> _What to do_
In the data below, find every line with the string "Hottest" and pull it out.

Extracted records:
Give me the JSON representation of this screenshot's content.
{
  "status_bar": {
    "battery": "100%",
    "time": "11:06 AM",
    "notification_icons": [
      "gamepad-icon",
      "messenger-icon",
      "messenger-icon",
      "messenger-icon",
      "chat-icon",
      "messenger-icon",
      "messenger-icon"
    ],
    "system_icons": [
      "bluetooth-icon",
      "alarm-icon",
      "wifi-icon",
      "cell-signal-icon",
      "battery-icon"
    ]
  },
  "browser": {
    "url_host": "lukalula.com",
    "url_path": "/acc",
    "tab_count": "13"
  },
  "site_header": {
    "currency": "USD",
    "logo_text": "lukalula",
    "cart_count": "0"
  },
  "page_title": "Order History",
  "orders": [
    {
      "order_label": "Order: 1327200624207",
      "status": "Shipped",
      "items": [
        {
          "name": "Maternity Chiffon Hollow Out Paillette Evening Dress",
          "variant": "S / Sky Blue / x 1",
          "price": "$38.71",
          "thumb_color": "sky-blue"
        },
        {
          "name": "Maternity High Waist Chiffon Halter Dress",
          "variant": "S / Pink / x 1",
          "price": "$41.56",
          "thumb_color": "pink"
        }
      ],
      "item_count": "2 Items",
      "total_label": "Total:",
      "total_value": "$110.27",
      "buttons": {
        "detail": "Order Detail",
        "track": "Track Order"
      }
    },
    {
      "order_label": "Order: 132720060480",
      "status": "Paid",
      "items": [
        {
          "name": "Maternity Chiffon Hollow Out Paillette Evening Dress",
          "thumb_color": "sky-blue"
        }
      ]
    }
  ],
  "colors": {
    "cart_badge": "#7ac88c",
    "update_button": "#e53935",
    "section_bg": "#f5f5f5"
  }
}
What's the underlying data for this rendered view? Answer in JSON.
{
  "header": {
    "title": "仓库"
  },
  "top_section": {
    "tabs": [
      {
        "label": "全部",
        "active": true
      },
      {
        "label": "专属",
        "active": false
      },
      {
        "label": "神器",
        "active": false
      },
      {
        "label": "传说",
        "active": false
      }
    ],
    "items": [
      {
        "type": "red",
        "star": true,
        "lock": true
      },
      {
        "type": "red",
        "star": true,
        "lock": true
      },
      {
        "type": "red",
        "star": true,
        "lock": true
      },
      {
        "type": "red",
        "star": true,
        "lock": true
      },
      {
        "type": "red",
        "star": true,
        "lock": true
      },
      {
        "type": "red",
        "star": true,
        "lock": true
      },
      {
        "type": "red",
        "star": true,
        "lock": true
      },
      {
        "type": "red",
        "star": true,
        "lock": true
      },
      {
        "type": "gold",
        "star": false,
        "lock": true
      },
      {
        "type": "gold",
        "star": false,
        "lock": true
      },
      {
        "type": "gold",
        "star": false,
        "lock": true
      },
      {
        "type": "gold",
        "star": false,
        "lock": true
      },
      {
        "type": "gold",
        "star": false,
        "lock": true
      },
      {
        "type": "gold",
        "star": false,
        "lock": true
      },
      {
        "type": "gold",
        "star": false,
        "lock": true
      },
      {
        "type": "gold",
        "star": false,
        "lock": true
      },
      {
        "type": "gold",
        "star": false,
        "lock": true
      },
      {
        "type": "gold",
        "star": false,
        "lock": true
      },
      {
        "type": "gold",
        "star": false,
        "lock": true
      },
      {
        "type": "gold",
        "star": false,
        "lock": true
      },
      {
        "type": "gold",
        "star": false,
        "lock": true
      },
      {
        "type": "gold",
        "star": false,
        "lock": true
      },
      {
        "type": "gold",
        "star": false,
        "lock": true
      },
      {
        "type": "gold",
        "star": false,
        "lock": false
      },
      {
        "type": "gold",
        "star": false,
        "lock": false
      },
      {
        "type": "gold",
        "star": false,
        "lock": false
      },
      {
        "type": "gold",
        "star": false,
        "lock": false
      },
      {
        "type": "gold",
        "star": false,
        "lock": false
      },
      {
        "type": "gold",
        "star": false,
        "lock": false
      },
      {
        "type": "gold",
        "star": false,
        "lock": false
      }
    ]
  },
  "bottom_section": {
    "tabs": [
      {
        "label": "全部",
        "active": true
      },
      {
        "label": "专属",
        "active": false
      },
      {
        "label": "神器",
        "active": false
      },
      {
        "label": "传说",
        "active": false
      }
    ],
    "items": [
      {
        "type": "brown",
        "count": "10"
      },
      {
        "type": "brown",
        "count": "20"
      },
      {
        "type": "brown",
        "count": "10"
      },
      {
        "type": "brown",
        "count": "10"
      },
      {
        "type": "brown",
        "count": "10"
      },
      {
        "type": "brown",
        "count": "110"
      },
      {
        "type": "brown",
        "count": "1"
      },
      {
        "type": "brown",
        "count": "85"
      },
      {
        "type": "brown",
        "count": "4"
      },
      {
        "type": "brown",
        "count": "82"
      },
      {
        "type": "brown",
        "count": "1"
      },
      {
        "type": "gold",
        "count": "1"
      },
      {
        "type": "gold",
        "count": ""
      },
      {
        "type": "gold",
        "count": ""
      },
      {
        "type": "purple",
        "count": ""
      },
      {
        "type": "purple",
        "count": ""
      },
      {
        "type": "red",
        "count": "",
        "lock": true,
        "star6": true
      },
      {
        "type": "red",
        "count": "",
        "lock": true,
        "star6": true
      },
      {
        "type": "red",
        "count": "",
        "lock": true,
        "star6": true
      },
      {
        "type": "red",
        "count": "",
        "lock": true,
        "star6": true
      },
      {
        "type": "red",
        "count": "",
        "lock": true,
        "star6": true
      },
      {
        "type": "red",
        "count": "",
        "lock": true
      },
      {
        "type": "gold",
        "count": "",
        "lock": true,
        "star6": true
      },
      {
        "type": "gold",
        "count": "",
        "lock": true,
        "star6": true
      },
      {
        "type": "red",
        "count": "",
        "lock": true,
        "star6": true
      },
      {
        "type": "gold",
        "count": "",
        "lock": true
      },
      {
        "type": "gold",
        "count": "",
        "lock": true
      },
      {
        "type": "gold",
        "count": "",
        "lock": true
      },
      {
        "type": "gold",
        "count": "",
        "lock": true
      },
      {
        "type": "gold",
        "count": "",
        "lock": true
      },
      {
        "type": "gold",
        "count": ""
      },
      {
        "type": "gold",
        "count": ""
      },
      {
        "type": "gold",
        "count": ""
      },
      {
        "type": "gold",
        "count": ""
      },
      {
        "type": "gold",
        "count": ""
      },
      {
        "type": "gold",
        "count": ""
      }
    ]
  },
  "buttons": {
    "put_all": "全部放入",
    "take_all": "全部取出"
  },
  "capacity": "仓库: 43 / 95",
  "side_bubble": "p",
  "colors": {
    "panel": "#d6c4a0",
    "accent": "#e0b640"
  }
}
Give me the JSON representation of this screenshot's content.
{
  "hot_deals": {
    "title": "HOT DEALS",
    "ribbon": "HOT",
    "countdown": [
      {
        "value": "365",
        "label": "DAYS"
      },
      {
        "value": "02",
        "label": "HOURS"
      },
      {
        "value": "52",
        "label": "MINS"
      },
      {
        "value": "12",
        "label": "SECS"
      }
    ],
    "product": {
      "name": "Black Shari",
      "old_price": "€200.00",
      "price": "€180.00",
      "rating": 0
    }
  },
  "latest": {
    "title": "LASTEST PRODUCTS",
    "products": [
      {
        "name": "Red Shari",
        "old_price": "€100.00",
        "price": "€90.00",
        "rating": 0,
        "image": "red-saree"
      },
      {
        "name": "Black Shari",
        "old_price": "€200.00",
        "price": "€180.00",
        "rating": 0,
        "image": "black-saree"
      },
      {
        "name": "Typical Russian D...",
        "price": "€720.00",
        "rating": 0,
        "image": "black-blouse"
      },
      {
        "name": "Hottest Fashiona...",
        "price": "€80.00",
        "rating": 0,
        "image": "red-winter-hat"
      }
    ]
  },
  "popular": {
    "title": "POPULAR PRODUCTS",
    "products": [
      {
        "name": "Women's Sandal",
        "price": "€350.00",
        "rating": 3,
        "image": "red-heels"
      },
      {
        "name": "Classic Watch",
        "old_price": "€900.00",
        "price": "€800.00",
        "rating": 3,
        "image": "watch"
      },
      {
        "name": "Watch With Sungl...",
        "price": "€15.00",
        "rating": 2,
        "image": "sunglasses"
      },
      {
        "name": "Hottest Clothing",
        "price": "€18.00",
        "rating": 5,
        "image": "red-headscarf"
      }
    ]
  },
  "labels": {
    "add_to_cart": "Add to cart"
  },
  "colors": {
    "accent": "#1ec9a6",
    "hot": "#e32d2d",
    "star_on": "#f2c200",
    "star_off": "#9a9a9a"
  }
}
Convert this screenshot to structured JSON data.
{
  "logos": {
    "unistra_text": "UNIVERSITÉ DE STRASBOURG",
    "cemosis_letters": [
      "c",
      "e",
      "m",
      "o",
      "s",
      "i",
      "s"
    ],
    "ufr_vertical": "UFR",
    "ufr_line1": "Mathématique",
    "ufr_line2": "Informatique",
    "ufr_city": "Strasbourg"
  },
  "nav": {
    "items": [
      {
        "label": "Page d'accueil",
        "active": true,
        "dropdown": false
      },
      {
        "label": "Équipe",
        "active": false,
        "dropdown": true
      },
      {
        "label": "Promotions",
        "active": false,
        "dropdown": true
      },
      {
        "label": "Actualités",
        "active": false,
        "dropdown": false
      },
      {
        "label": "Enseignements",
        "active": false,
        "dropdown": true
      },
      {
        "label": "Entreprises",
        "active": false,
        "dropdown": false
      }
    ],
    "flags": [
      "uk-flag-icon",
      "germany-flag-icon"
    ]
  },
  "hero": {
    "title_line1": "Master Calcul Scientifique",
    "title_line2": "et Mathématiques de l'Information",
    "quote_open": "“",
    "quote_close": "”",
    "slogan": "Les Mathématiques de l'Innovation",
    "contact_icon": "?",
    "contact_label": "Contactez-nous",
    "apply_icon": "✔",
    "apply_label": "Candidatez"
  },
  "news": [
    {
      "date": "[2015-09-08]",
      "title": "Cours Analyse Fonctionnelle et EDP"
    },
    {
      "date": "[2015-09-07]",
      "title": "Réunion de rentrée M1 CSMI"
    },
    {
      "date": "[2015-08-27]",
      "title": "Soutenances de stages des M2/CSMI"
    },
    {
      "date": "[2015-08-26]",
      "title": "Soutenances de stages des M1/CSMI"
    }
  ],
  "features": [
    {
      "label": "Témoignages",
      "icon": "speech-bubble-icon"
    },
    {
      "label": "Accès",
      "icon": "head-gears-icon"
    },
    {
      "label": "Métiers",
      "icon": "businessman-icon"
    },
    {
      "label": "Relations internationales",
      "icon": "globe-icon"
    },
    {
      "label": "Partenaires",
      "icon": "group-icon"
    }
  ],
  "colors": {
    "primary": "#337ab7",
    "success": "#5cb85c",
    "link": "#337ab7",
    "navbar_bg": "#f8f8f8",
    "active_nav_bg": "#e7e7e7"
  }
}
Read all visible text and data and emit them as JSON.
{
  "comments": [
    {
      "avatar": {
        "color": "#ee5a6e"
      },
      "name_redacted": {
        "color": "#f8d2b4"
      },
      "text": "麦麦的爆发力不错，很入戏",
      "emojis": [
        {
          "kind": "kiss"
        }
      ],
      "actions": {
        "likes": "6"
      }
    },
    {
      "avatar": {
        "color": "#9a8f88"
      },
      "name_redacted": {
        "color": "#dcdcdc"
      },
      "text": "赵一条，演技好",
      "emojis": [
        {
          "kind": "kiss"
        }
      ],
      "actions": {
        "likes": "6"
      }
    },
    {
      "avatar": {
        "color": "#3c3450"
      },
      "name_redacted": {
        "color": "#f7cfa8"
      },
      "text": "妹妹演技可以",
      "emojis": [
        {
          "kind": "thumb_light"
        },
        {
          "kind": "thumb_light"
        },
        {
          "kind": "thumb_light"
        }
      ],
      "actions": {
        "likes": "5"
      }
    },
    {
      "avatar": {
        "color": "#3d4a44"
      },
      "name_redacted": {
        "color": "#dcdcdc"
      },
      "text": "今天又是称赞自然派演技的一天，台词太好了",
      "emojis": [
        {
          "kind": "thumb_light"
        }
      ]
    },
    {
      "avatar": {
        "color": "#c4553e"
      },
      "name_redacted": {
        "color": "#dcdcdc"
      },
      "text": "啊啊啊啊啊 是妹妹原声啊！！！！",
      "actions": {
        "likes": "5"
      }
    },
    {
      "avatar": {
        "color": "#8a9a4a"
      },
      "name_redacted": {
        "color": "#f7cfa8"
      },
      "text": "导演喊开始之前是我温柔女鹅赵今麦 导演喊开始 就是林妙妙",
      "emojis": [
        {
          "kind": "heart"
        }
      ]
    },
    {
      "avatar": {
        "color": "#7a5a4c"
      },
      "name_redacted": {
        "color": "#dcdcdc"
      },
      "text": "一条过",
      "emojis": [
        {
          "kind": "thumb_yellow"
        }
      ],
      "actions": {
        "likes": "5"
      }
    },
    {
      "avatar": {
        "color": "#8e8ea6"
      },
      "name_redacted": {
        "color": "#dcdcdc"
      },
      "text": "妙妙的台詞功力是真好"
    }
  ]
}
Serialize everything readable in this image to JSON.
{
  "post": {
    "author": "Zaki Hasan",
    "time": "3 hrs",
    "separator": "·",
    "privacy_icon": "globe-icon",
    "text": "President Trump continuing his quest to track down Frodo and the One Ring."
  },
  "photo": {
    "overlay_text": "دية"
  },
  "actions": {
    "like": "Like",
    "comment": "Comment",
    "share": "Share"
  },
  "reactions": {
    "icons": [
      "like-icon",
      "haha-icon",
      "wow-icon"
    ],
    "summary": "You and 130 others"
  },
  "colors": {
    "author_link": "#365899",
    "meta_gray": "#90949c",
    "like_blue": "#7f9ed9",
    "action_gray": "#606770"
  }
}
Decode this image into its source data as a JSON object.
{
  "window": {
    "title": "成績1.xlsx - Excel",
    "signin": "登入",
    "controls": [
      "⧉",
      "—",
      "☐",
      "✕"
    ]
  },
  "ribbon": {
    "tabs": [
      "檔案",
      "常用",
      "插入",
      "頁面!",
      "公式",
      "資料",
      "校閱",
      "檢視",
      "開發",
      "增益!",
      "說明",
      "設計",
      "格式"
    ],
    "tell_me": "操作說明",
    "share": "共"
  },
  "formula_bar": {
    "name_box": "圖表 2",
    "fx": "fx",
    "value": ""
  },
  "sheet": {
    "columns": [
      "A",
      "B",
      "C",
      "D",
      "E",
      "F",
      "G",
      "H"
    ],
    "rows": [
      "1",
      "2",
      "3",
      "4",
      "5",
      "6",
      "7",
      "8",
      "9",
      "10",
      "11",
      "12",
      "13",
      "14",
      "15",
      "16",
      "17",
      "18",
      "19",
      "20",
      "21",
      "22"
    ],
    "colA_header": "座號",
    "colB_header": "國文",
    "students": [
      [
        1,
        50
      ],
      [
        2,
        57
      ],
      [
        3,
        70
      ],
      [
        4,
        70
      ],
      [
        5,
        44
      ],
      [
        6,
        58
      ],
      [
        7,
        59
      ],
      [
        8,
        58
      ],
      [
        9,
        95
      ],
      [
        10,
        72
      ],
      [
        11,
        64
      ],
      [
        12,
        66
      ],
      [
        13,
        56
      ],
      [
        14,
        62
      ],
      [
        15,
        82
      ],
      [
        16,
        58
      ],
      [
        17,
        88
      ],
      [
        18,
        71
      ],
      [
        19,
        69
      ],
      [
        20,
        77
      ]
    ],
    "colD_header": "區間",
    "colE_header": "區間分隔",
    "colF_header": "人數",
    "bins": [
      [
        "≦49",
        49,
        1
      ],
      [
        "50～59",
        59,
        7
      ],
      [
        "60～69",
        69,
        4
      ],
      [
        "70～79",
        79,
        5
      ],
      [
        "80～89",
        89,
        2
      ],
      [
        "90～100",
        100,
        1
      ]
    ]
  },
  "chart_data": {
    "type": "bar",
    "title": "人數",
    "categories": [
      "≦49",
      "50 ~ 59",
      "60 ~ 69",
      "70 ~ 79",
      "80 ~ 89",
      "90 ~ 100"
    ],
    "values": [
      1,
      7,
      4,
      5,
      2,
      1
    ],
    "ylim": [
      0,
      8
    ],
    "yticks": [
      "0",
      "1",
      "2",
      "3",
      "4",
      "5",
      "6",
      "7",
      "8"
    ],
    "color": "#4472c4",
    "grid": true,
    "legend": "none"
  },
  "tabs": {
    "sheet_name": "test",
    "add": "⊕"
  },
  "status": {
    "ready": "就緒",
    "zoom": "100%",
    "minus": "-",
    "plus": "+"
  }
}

> _Written response_
        "name": "Hottest Fashiona...",
        "name": "Hottest Clothing",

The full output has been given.